Leave out any pictures and transcribe all other data below exactly.

** START Stored rows **

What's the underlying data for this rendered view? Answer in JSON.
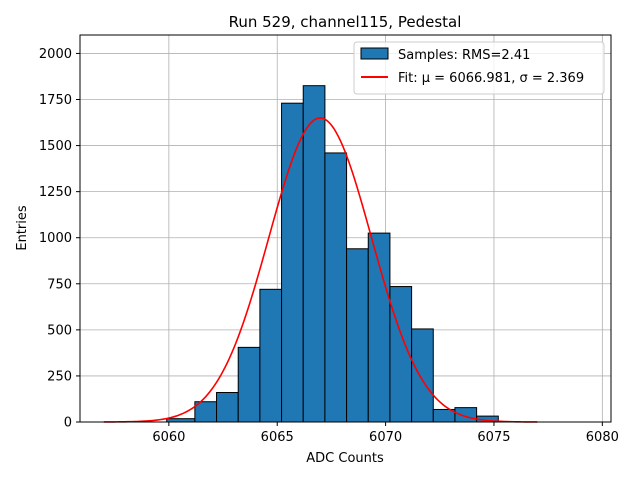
{
  "chart_data": {
    "type": "bar",
    "title": "Run 529, channel115, Pedestal",
    "xlabel": "ADC Counts",
    "ylabel": "Entries",
    "xlim": [
      6055.9,
      6080.4
    ],
    "ylim": [
      0,
      2100
    ],
    "xticks": [
      6060,
      6065,
      6070,
      6075,
      6080
    ],
    "xtick_labels": [
      "6060",
      "6065",
      "6070",
      "6075",
      "6080"
    ],
    "yticks": [
      0,
      250,
      500,
      750,
      1000,
      1250,
      1500,
      1750,
      2000
    ],
    "ytick_labels": [
      "0",
      "250",
      "500",
      "750",
      "1000",
      "1250",
      "1500",
      "1750",
      "2000"
    ],
    "grid": true,
    "legend_position": "top-right",
    "histogram": {
      "name": "Samples: RMS=2.41",
      "color": "#1f77b4",
      "bins": [
        {
          "left": 6059.9,
          "right": 6061.2,
          "count": 18
        },
        {
          "left": 6061.2,
          "right": 6062.2,
          "count": 110
        },
        {
          "left": 6062.2,
          "right": 6063.2,
          "count": 160
        },
        {
          "left": 6063.2,
          "right": 6064.2,
          "count": 405
        },
        {
          "left": 6064.2,
          "right": 6065.2,
          "count": 720
        },
        {
          "left": 6065.2,
          "right": 6066.2,
          "count": 1730
        },
        {
          "left": 6066.2,
          "right": 6067.2,
          "count": 1825
        },
        {
          "left": 6067.2,
          "right": 6068.2,
          "count": 1460
        },
        {
          "left": 6068.2,
          "right": 6069.2,
          "count": 940
        },
        {
          "left": 6069.2,
          "right": 6070.2,
          "count": 1025
        },
        {
          "left": 6070.2,
          "right": 6071.2,
          "count": 735
        },
        {
          "left": 6071.2,
          "right": 6072.2,
          "count": 505
        },
        {
          "left": 6072.2,
          "right": 6073.2,
          "count": 68
        },
        {
          "left": 6073.2,
          "right": 6074.2,
          "count": 78
        },
        {
          "left": 6074.2,
          "right": 6075.2,
          "count": 32
        }
      ]
    },
    "fit": {
      "name": "Fit: μ = 6066.981, σ = 2.369",
      "color": "#ff0000",
      "type": "gaussian",
      "mu": 6066.981,
      "sigma": 2.369,
      "amplitude": 1650,
      "x_range": [
        6057,
        6077
      ]
    }
  }
}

** END Stored rows **

Response for this exercise →
What's the underlying data for this rendered view? Answer in JSON.
{
  "chart_data": {
    "type": "bar",
    "title": "Run 529, channel115, Pedestal",
    "xlabel": "ADC Counts",
    "ylabel": "Entries",
    "xlim": [
      6055.9,
      6080.4
    ],
    "ylim": [
      0,
      2100
    ],
    "xticks": [
      6060,
      6065,
      6070,
      6075,
      6080
    ],
    "xtick_labels": [
      "6060",
      "6065",
      "6070",
      "6075",
      "6080"
    ],
    "yticks": [
      0,
      250,
      500,
      750,
      1000,
      1250,
      1500,
      1750,
      2000
    ],
    "ytick_labels": [
      "0",
      "250",
      "500",
      "750",
      "1000",
      "1250",
      "1500",
      "1750",
      "2000"
    ],
    "grid": true,
    "legend_position": "top-right",
    "histogram": {
      "name": "Samples: RMS=2.41",
      "color": "#1f77b4",
      "bins": [
        {
          "left": 6059.9,
          "right": 6061.2,
          "count": 18
        },
        {
          "left": 6061.2,
          "right": 6062.2,
          "count": 110
        },
        {
          "left": 6062.2,
          "right": 6063.2,
          "count": 160
        },
        {
          "left": 6063.2,
          "right": 6064.2,
          "count": 405
        },
        {
          "left": 6064.2,
          "right": 6065.2,
          "count": 720
        },
        {
          "left": 6065.2,
          "right": 6066.2,
          "count": 1730
        },
        {
          "left": 6066.2,
          "right": 6067.2,
          "count": 1825
        },
        {
          "left": 6067.2,
          "right": 6068.2,
          "count": 1460
        },
        {
          "left": 6068.2,
          "right": 6069.2,
          "count": 940
        },
        {
          "left": 6069.2,
          "right": 6070.2,
          "count": 1025
        },
        {
          "left": 6070.2,
          "right": 6071.2,
          "count": 735
        },
        {
          "left": 6071.2,
          "right": 6072.2,
          "count": 505
        },
        {
          "left": 6072.2,
          "right": 6073.2,
          "count": 68
        },
        {
          "left": 6073.2,
          "right": 6074.2,
          "count": 78
        },
        {
          "left": 6074.2,
          "right": 6075.2,
          "count": 32
        }
      ]
    },
    "fit": {
      "name": "Fit: μ = 6066.981, σ = 2.369",
      "color": "#ff0000",
      "type": "gaussian",
      "mu": 6066.981,
      "sigma": 2.369,
      "amplitude": 1650,
      "x_range": [
        6057,
        6077
      ]
    }
  }
}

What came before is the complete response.